• What you have to do:
Transcribe the listing in full, excluding any pictures.
>> START
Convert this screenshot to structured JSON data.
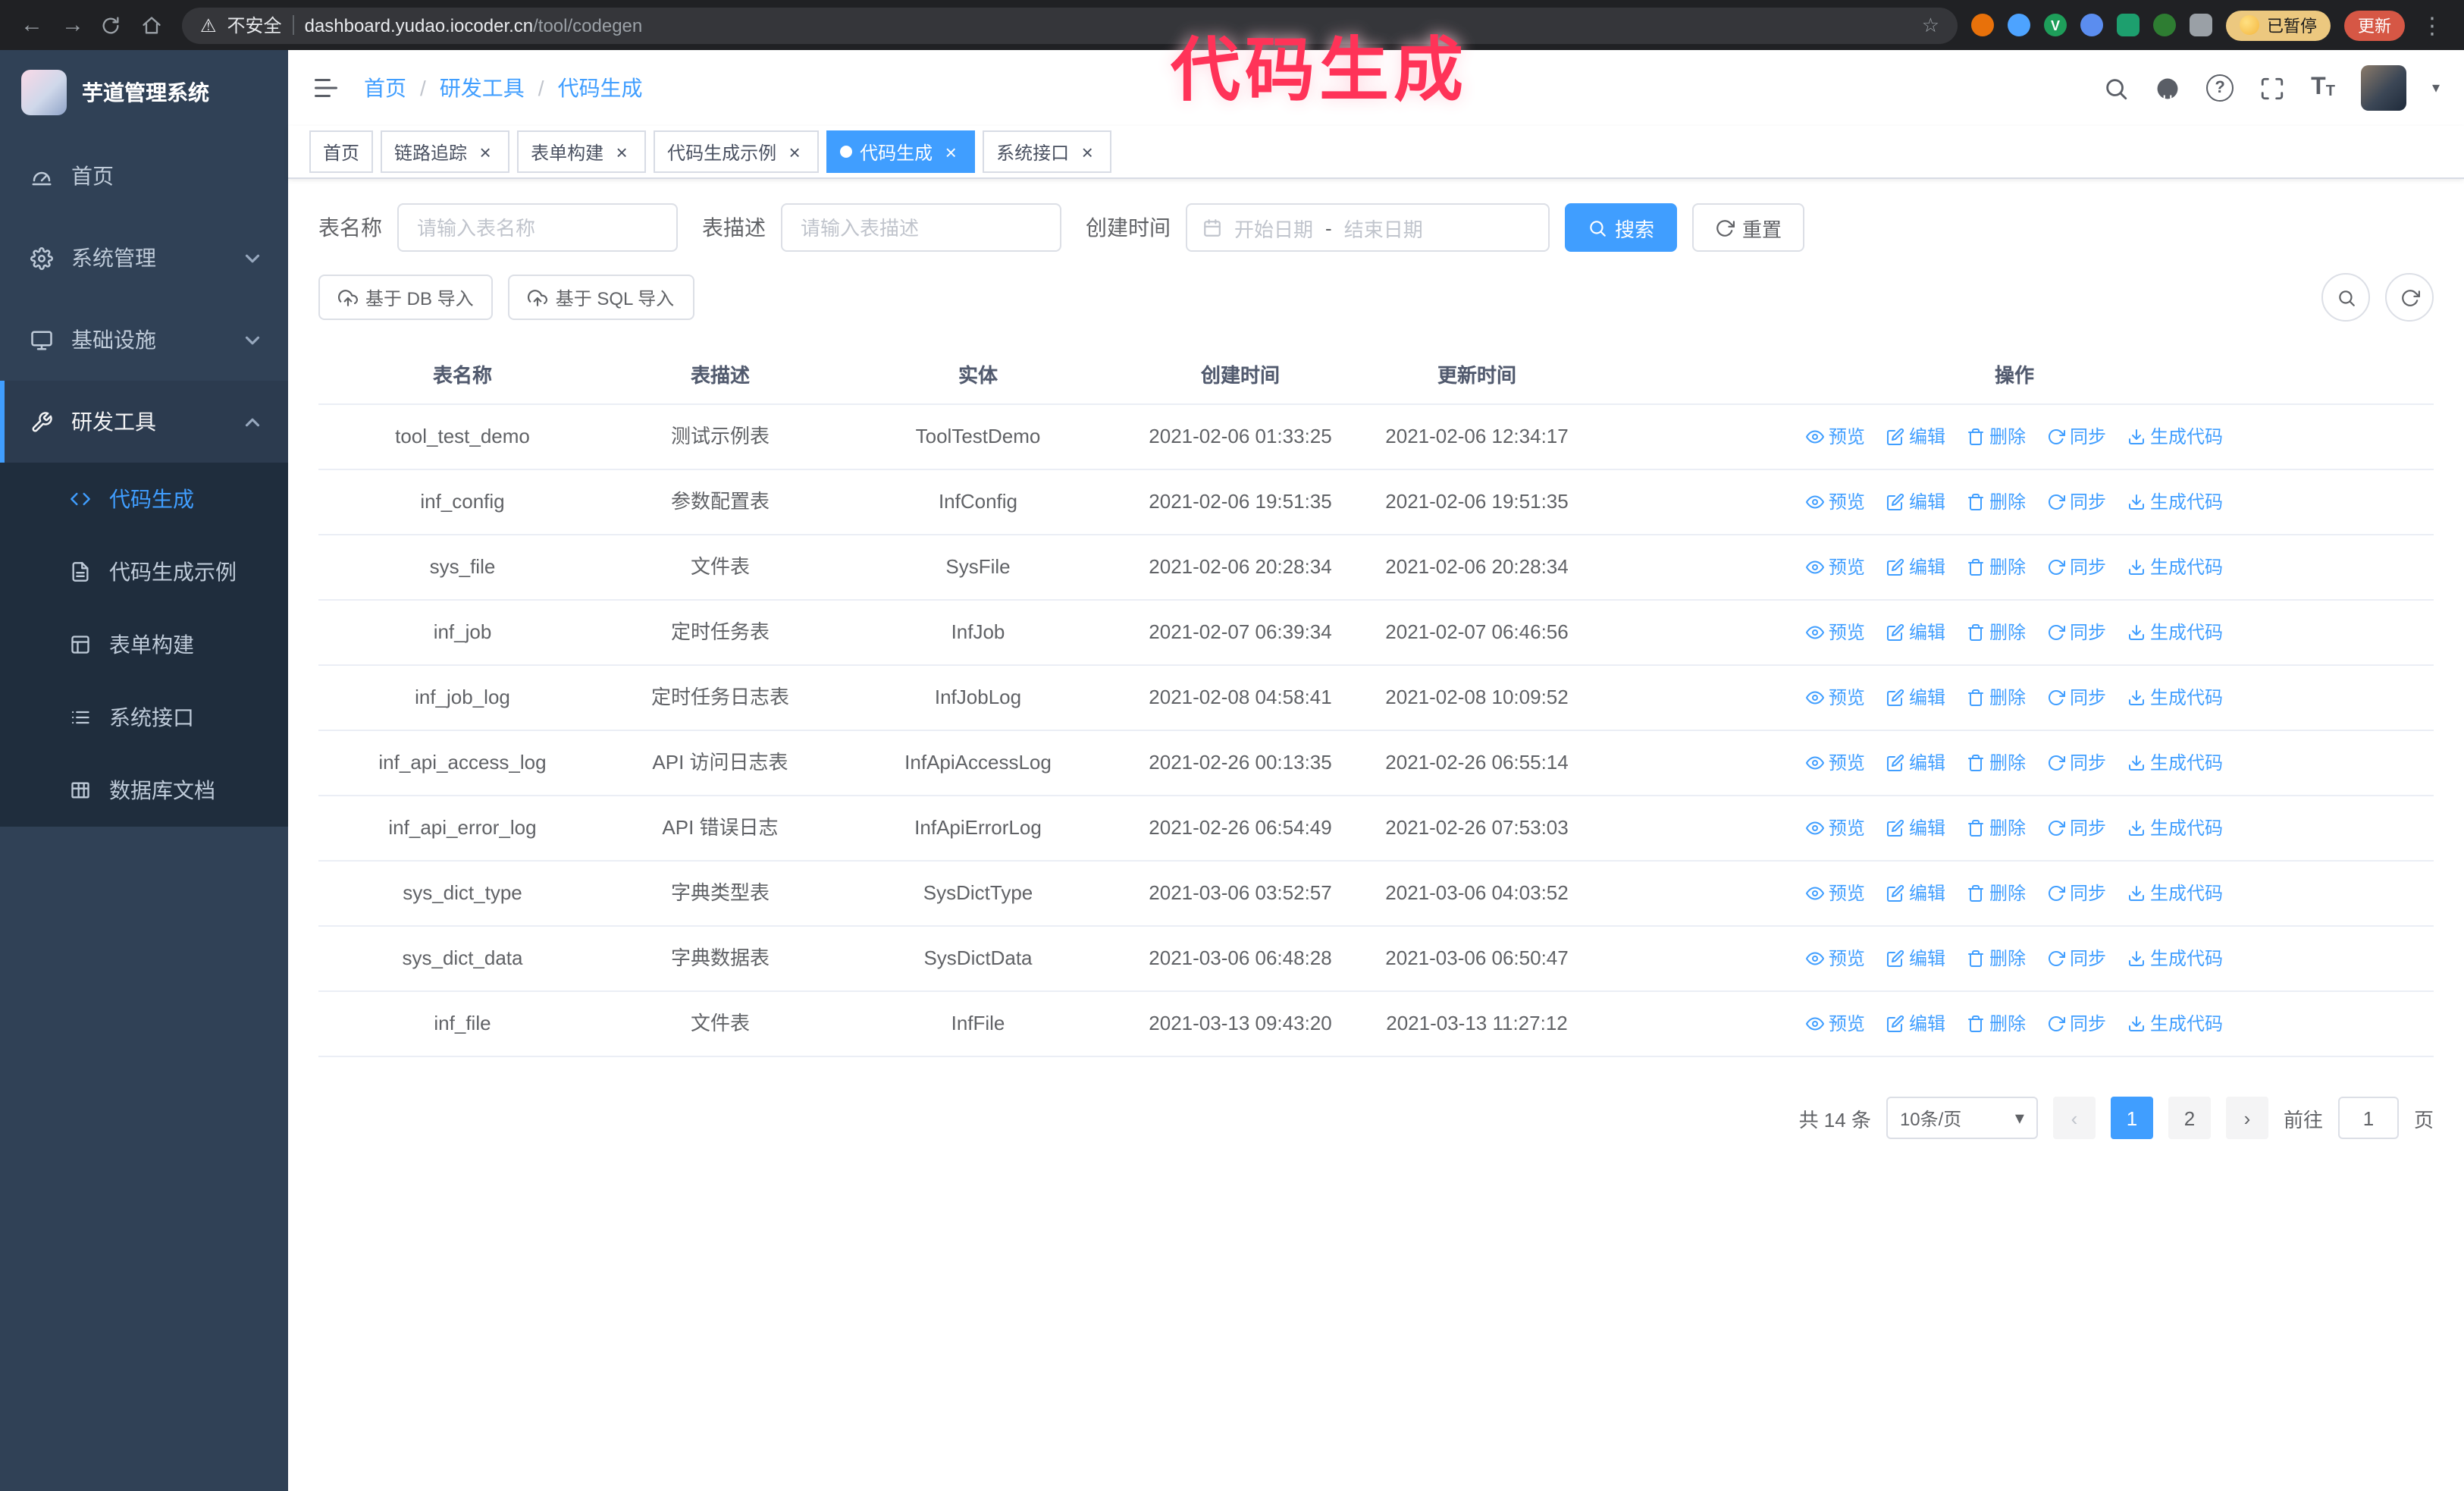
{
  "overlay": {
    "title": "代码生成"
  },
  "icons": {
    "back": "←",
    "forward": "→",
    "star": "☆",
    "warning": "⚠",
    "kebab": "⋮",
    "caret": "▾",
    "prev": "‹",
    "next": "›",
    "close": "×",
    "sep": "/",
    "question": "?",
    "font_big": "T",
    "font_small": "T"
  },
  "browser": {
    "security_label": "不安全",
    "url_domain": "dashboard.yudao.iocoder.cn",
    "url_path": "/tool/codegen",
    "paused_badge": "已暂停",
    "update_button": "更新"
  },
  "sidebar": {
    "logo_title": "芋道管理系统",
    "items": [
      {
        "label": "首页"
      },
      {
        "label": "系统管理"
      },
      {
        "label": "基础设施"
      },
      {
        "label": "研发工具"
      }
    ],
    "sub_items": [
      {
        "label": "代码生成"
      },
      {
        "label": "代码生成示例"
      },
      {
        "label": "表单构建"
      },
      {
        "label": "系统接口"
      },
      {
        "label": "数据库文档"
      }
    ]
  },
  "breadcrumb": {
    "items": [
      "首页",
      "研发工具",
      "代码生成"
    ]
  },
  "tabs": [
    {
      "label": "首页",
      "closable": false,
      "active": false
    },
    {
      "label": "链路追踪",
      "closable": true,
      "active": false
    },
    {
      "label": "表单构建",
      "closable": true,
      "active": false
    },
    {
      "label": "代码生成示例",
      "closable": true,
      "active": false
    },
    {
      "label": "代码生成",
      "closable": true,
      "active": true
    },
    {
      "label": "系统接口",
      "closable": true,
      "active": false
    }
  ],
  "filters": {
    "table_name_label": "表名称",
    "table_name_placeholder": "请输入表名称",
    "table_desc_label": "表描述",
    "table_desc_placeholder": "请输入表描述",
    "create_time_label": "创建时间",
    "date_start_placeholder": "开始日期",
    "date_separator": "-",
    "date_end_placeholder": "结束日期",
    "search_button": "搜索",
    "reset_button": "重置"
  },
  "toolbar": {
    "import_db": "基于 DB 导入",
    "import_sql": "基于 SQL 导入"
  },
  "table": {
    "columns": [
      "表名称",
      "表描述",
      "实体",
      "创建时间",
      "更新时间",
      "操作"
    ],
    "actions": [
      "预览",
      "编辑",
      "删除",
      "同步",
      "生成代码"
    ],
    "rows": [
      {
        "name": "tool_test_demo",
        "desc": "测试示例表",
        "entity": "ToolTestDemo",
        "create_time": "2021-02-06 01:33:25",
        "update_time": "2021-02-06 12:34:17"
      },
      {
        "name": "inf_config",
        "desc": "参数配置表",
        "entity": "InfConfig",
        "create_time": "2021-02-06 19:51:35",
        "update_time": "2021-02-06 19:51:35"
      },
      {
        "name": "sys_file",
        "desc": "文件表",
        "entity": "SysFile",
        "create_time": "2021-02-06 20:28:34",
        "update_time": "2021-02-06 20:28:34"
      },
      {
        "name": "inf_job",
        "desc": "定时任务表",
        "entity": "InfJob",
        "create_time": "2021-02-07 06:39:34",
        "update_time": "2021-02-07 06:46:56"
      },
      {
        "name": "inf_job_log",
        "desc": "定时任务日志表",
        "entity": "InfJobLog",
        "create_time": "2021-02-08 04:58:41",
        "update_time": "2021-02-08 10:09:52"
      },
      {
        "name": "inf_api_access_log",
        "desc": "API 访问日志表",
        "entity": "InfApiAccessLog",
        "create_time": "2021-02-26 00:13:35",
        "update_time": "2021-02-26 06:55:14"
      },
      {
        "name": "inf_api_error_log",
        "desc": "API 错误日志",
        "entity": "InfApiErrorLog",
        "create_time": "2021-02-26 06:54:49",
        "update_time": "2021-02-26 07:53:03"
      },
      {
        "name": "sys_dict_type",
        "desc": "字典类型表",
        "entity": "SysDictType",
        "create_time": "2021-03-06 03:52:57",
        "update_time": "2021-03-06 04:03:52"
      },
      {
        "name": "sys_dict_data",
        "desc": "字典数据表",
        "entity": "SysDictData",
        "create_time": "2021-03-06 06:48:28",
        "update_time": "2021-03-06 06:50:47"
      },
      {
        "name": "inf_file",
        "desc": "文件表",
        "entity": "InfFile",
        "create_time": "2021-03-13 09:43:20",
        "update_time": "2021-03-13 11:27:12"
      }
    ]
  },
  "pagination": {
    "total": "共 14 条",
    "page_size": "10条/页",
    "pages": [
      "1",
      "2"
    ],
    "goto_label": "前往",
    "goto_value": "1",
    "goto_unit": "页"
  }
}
>> END
• Task output:
Convert this screenshot to structured JSON data.
{
  "overlay": {
    "title": "代码生成"
  },
  "icons": {
    "back": "←",
    "forward": "→",
    "star": "☆",
    "warning": "⚠",
    "kebab": "⋮",
    "caret": "▾",
    "prev": "‹",
    "next": "›",
    "close": "×",
    "sep": "/",
    "question": "?",
    "font_big": "T",
    "font_small": "T"
  },
  "browser": {
    "security_label": "不安全",
    "url_domain": "dashboard.yudao.iocoder.cn",
    "url_path": "/tool/codegen",
    "paused_badge": "已暂停",
    "update_button": "更新"
  },
  "sidebar": {
    "logo_title": "芋道管理系统",
    "items": [
      {
        "label": "首页"
      },
      {
        "label": "系统管理"
      },
      {
        "label": "基础设施"
      },
      {
        "label": "研发工具"
      }
    ],
    "sub_items": [
      {
        "label": "代码生成"
      },
      {
        "label": "代码生成示例"
      },
      {
        "label": "表单构建"
      },
      {
        "label": "系统接口"
      },
      {
        "label": "数据库文档"
      }
    ]
  },
  "breadcrumb": {
    "items": [
      "首页",
      "研发工具",
      "代码生成"
    ]
  },
  "tabs": [
    {
      "label": "首页",
      "closable": false,
      "active": false
    },
    {
      "label": "链路追踪",
      "closable": true,
      "active": false
    },
    {
      "label": "表单构建",
      "closable": true,
      "active": false
    },
    {
      "label": "代码生成示例",
      "closable": true,
      "active": false
    },
    {
      "label": "代码生成",
      "closable": true,
      "active": true
    },
    {
      "label": "系统接口",
      "closable": true,
      "active": false
    }
  ],
  "filters": {
    "table_name_label": "表名称",
    "table_name_placeholder": "请输入表名称",
    "table_desc_label": "表描述",
    "table_desc_placeholder": "请输入表描述",
    "create_time_label": "创建时间",
    "date_start_placeholder": "开始日期",
    "date_separator": "-",
    "date_end_placeholder": "结束日期",
    "search_button": "搜索",
    "reset_button": "重置"
  },
  "toolbar": {
    "import_db": "基于 DB 导入",
    "import_sql": "基于 SQL 导入"
  },
  "table": {
    "columns": [
      "表名称",
      "表描述",
      "实体",
      "创建时间",
      "更新时间",
      "操作"
    ],
    "actions": [
      "预览",
      "编辑",
      "删除",
      "同步",
      "生成代码"
    ],
    "rows": [
      {
        "name": "tool_test_demo",
        "desc": "测试示例表",
        "entity": "ToolTestDemo",
        "create_time": "2021-02-06 01:33:25",
        "update_time": "2021-02-06 12:34:17"
      },
      {
        "name": "inf_config",
        "desc": "参数配置表",
        "entity": "InfConfig",
        "create_time": "2021-02-06 19:51:35",
        "update_time": "2021-02-06 19:51:35"
      },
      {
        "name": "sys_file",
        "desc": "文件表",
        "entity": "SysFile",
        "create_time": "2021-02-06 20:28:34",
        "update_time": "2021-02-06 20:28:34"
      },
      {
        "name": "inf_job",
        "desc": "定时任务表",
        "entity": "InfJob",
        "create_time": "2021-02-07 06:39:34",
        "update_time": "2021-02-07 06:46:56"
      },
      {
        "name": "inf_job_log",
        "desc": "定时任务日志表",
        "entity": "InfJobLog",
        "create_time": "2021-02-08 04:58:41",
        "update_time": "2021-02-08 10:09:52"
      },
      {
        "name": "inf_api_access_log",
        "desc": "API 访问日志表",
        "entity": "InfApiAccessLog",
        "create_time": "2021-02-26 00:13:35",
        "update_time": "2021-02-26 06:55:14"
      },
      {
        "name": "inf_api_error_log",
        "desc": "API 错误日志",
        "entity": "InfApiErrorLog",
        "create_time": "2021-02-26 06:54:49",
        "update_time": "2021-02-26 07:53:03"
      },
      {
        "name": "sys_dict_type",
        "desc": "字典类型表",
        "entity": "SysDictType",
        "create_time": "2021-03-06 03:52:57",
        "update_time": "2021-03-06 04:03:52"
      },
      {
        "name": "sys_dict_data",
        "desc": "字典数据表",
        "entity": "SysDictData",
        "create_time": "2021-03-06 06:48:28",
        "update_time": "2021-03-06 06:50:47"
      },
      {
        "name": "inf_file",
        "desc": "文件表",
        "entity": "InfFile",
        "create_time": "2021-03-13 09:43:20",
        "update_time": "2021-03-13 11:27:12"
      }
    ]
  },
  "pagination": {
    "total": "共 14 条",
    "page_size": "10条/页",
    "pages": [
      "1",
      "2"
    ],
    "goto_label": "前往",
    "goto_value": "1",
    "goto_unit": "页"
  }
}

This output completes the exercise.